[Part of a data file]

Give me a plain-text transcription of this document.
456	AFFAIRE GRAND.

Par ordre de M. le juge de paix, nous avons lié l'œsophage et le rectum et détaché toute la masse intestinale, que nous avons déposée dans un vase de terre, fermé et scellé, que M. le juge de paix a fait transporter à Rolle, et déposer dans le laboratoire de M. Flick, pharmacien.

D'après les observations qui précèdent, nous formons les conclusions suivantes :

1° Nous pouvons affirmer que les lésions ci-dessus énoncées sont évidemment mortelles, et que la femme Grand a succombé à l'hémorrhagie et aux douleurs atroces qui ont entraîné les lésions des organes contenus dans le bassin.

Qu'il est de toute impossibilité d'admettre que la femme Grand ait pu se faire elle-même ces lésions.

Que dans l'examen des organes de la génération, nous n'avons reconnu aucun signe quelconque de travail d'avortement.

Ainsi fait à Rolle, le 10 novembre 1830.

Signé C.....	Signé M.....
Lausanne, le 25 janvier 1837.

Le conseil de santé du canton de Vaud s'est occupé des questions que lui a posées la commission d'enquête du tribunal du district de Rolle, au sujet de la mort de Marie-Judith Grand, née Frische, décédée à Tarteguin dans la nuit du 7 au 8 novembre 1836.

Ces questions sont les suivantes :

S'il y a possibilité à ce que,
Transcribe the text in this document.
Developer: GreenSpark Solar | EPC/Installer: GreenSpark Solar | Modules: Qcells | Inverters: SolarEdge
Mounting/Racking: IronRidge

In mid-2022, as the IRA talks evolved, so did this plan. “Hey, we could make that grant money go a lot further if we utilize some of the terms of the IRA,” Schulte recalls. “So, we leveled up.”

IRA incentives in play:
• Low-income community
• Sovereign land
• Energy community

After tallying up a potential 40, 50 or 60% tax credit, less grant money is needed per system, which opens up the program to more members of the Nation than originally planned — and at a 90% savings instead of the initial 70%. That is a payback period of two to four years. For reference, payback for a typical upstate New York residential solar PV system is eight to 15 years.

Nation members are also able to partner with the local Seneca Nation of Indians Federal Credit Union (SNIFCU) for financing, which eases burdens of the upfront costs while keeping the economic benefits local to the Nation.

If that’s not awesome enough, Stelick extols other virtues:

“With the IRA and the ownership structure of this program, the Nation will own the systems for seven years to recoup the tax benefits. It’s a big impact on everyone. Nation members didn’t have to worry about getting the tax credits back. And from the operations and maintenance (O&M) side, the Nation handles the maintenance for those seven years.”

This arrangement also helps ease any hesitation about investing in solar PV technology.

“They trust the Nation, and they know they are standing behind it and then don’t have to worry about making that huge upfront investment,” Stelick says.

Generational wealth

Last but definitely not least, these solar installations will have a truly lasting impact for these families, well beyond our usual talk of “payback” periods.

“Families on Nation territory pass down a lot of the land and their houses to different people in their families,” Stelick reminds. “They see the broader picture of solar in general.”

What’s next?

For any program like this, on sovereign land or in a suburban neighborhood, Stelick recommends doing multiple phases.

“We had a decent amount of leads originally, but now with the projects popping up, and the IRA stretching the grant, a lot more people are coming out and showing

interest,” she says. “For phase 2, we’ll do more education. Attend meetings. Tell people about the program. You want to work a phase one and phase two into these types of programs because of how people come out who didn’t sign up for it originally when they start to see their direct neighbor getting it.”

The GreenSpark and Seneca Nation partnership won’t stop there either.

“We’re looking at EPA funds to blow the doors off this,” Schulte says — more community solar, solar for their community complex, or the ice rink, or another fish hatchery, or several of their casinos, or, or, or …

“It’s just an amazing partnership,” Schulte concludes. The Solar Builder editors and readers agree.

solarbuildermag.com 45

==

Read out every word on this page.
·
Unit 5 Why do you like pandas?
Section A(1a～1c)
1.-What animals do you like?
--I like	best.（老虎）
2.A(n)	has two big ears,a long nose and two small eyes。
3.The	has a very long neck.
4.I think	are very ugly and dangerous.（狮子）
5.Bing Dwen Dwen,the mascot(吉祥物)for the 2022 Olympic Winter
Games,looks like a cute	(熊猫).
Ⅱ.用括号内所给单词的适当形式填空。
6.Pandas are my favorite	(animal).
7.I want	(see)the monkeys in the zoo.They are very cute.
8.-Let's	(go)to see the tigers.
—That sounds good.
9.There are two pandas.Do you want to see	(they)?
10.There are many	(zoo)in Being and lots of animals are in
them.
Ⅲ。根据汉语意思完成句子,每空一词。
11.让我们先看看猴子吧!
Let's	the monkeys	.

What is asked:
Of all the lines in the listing above, how many include "avons"? Write only the number.

The result:
2